## [Records to use]
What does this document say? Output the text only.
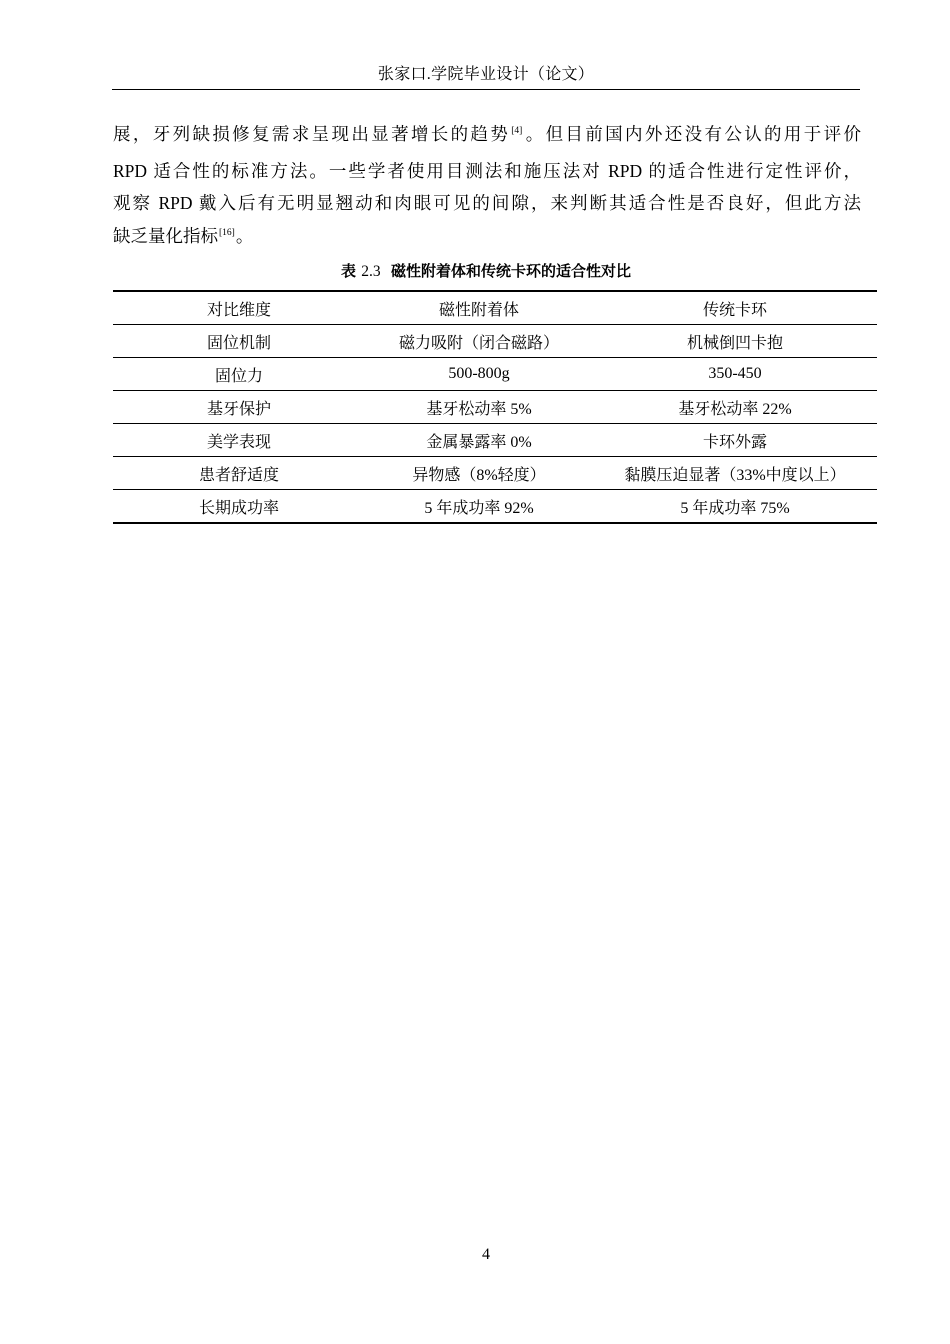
张家口.学院毕业设计（论文）
展，牙列缺损修复需求呈现出显著增长的趋势[4]。但目前国内外还没有公认的用于评价
RPD 适合性的标准方法。一些学者使用目测法和施压法对 RPD 的适合性进行定性评价，
观察 RPD 戴入后有无明显翘动和肉眼可见的间隙，来判断其适合性是否良好，但此方法
缺乏量化指标[16]。
表 2.3 磁性附着体和传统卡环的适合性对比
对比维度	磁性附着体	传统卡环
固位机制	磁力吸附（闭合磁路）	机械倒凹卡抱
固位力	500-800g	350-450
基牙保护	基牙松动率 5%	基牙松动率 22%
美学表现	金属暴露率 0%	卡环外露
患者舒适度	异物感（8%轻度）	黏膜压迫显著（33%中度以上）
长期成功率	5 年成功率 92%	5 年成功率 75%
4
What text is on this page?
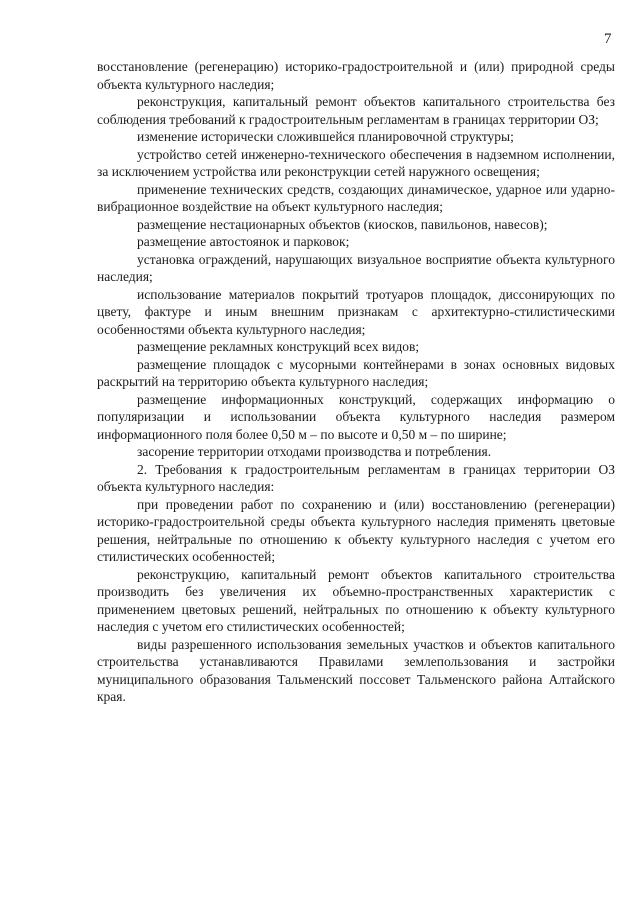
7

восстановление (регенерацию) историко-градостроительной и (или) природной среды объекта культурного наследия;

реконструкция, капитальный ремонт объектов капитального строительства без соблюдения требований к градостроительным регламентам в границах территории ОЗ;

изменение исторически сложившейся планировочной структуры;

устройство сетей инженерно-технического обеспечения в надземном исполнении, за исключением устройства или реконструкции сетей наружного освещения;

применение технических средств, создающих динамическое, ударное или ударно-вибрационное воздействие на объект культурного наследия;

размещение нестационарных объектов (киосков, павильонов, навесов);

размещение автостоянок и парковок;

установка ограждений, нарушающих визуальное восприятие объекта культурного наследия;

использование материалов покрытий тротуаров площадок, диссонирующих по цвету, фактуре и иным внешним признакам с архитектурно-стилистическими особенностями объекта культурного наследия;

размещение рекламных конструкций всех видов;

размещение площадок с мусорными контейнерами в зонах основных видовых раскрытий на территорию объекта культурного наследия;

размещение информационных конструкций, содержащих информацию о популяризации и использовании объекта культурного наследия размером информационного поля более 0,50 м – по высоте и 0,50 м – по ширине;

засорение территории отходами производства и потребления.

2. Требования к градостроительным регламентам в границах территории ОЗ объекта культурного наследия:

при проведении работ по сохранению и (или) восстановлению (регенерации) историко-градостроительной среды объекта культурного наследия применять цветовые решения, нейтральные по отношению к объекту культурного наследия с учетом его стилистических особенностей;

реконструкцию, капитальный ремонт объектов капитального строительства производить без увеличения их объемно-пространственных характеристик с применением цветовых решений, нейтральных по отношению к объекту культурного наследия с учетом его стилистических особенностей;

виды разрешенного использования земельных участков и объектов капитального строительства устанавливаются Правилами землепользования и застройки муниципального образования Тальменский поссовет Тальменского района Алтайского края.
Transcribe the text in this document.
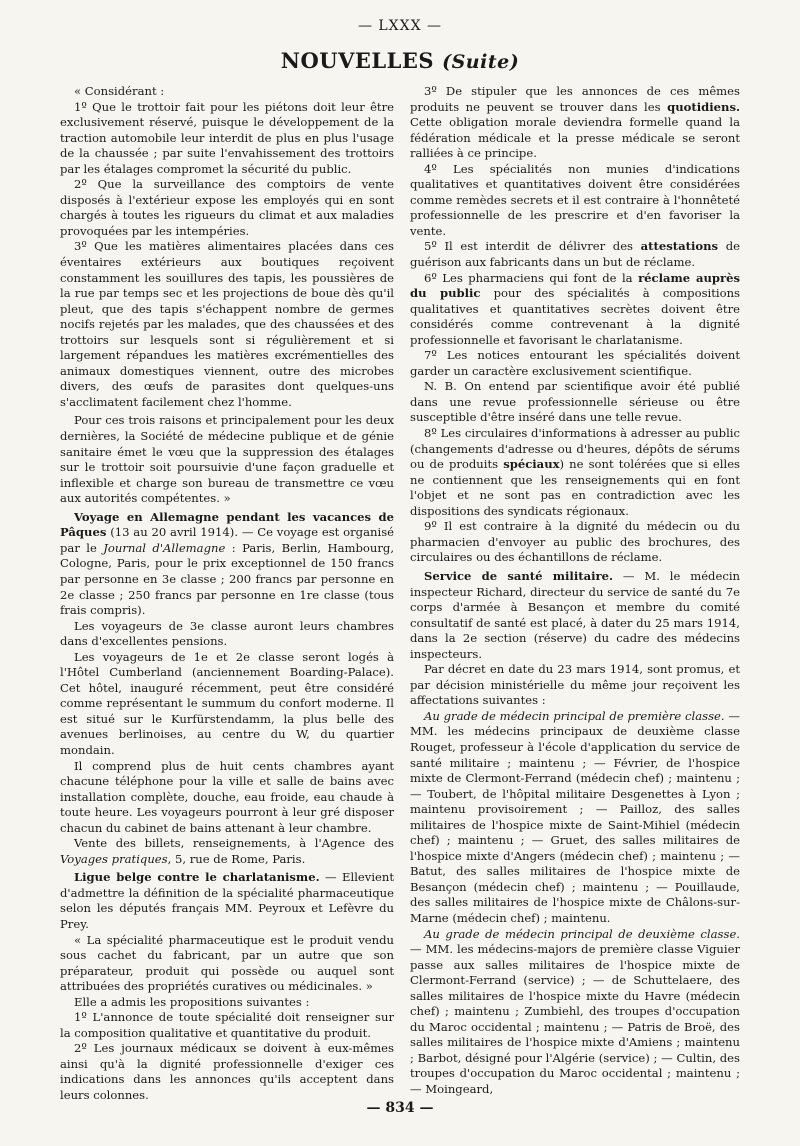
— LXXX —
NOUVELLES (Suite)

« Considérant :

1º Que le trottoir fait pour les piétons doit leur être exclusivement réservé, puisque le développement de la traction automobile leur interdit de plus en plus l'usage de la chaussée ; par suite l'envahissement des trottoirs par les étalages compromet la sécurité du public.

2º Que la surveillance des comptoirs de vente disposés à l'extérieur expose les employés qui en sont chargés à toutes les rigueurs du climat et aux maladies provoquées par les intempéries.

3º Que les matières alimentaires placées dans ces éventaires extérieurs aux boutiques reçoivent constamment les souillures des tapis, les poussières de la rue par temps sec et les projections de boue dès qu'il pleut, que des tapis s'échappent nombre de germes nocifs rejetés par les malades, que des chaussées et des trottoirs sur lesquels sont si régulièrement et si largement répandues les matières excrémentielles des animaux domestiques viennent, outre des microbes divers, des œufs de parasites dont quelques-uns s'acclimatent facilement chez l'homme.

Pour ces trois raisons et principalement pour les deux dernières, la Société de médecine publique et de génie sanitaire émet le vœu que la suppression des étalages sur le trottoir soit poursuivie d'une façon graduelle et inflexible et charge son bureau de transmettre ce vœu aux autorités compétentes. »

Voyage en Allemagne pendant les vacances de Pâques (13 au 20 avril 1914). — Ce voyage est organisé par le Journal d'Allemagne : Paris, Berlin, Hambourg, Cologne, Paris, pour le prix exceptionnel de 150 francs par personne en 3e classe ; 200 francs par personne en 2e classe ; 250 francs par personne en 1re classe (tous frais compris).

Les voyageurs de 3e classe auront leurs chambres dans d'excellentes pensions.

Les voyageurs de 1e et 2e classe seront logés à l'Hôtel Cumberland (anciennement Boarding-Palace). Cet hôtel, inauguré récemment, peut être considéré comme représentant le summum du confort moderne. Il est situé sur le Kurfürstendamm, la plus belle des avenues berlinoises, au centre du W, du quartier mondain.

Il comprend plus de huit cents chambres ayant chacune téléphone pour la ville et salle de bains avec installation complète, douche, eau froide, eau chaude à toute heure. Les voyageurs pourront à leur gré disposer chacun du cabinet de bains attenant à leur chambre.

Vente des billets, renseignements, à l'Agence des Voyages pratiques, 5, rue de Rome, Paris.

Ligue belge contre le charlatanisme. — Ellevient d'admettre la définition de la spécialité pharmaceutique selon les députés français MM. Peyroux et Lefèvre du Prey.

« La spécialité pharmaceutique est le produit vendu sous cachet du fabricant, par un autre que son préparateur, produit qui possède ou auquel sont attribuées des propriétés curatives ou médicinales. »

Elle a admis les propositions suivantes :

1º L'annonce de toute spécialité doit renseigner sur la composition qualitative et quantitative du produit.

2º Les journaux médicaux se doivent à eux-mêmes ainsi qu'à la dignité professionnelle d'exiger ces indications dans les annonces qu'ils acceptent dans leurs colonnes.

3º De stipuler que les annonces de ces mêmes produits ne peuvent se trouver dans les quotidiens. Cette obligation morale deviendra formelle quand la fédération médicale et la presse médicale se seront ralliées à ce principe.

4º Les spécialités non munies d'indications qualitatives et quantitatives doivent être considérées comme remèdes secrets et il est contraire à l'honnêteté professionnelle de les prescrire et d'en favoriser la vente.

5º Il est interdit de délivrer des attestations de guérison aux fabricants dans un but de réclame.

6º Les pharmaciens qui font de la réclame auprès du public pour des spécialités à compositions qualitatives et quantitatives secrètes doivent être considérés comme contrevenant à la dignité professionnelle et favorisant le charlatanisme.

7º Les notices entourant les spécialités doivent garder un caractère exclusivement scientifique.

N. B. On entend par scientifique avoir été publié dans une revue professionnelle sérieuse ou être susceptible d'être inséré dans une telle revue.

8º Les circulaires d'informations à adresser au public (changements d'adresse ou d'heures, dépôts de sérums ou de produits spéciaux) ne sont tolérées que si elles ne contiennent que les renseignements qui en font l'objet et ne sont pas en contradiction avec les dispositions des syndicats régionaux.

9º Il est contraire à la dignité du médecin ou du pharmacien d'envoyer au public des brochures, des circulaires ou des échantillons de réclame.

Service de santé militaire. — M. le médecin inspecteur Richard, directeur du service de santé du 7e corps d'armée à Besançon et membre du comité consultatif de santé est placé, à dater du 25 mars 1914, dans la 2e section (réserve) du cadre des médecins inspecteurs.

Par décret en date du 23 mars 1914, sont promus, et par décision ministérielle du même jour reçoivent les affectations suivantes :

Au grade de médecin principal de première classe. — MM. les médecins principaux de deuxième classe Rouget, professeur à l'école d'application du service de santé militaire ; maintenu ; — Février, de l'hospice mixte de Clermont-Ferrand (médecin chef) ; maintenu ; — Toubert, de l'hôpital militaire Desgenettes à Lyon ; maintenu provisoirement ; — Pailloz, des salles militaires de l'hospice mixte de Saint-Mihiel (médecin chef) ; maintenu ; — Gruet, des salles militaires de l'hospice mixte d'Angers (médecin chef) ; maintenu ; — Batut, des salles militaires de l'hospice mixte de Besançon (médecin chef) ; maintenu ; — Pouillaude, des salles militaires de l'hospice mixte de Châlons-sur-Marne (médecin chef) ; maintenu.

Au grade de médecin principal de deuxième classe. — MM. les médecins-majors de première classe Viguier passe aux salles militaires de l'hospice mixte de Clermont-Ferrand (service) ; — de Schuttelaere, des salles militaires de l'hospice mixte du Havre (médecin chef) ; maintenu ; Zumbiehl, des troupes d'occupation du Maroc occidental ; maintenu ; — Patris de Broë, des salles militaires de l'hospice mixte d'Amiens ; maintenu ; Barbot, désigné pour l'Algérie (service) ; — Cultin, des troupes d'occupation du Maroc occidental ; maintenu ; — Moingeard,

— 834 —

## [What you will do]
Collect from the data above every line that includes "градостроительной".

## [Task response]
восстановление (регенерацию) историко-градостроительной и (или) природной среды объекта культурного наследия;
при проведении работ по сохранению и (или) восстановлению (регенерации) историко-градостроительной среды объекта культурного наследия применять цветовые решения, нейтральные по отношению к объекту культурного наследия с учетом его стилистических особенностей;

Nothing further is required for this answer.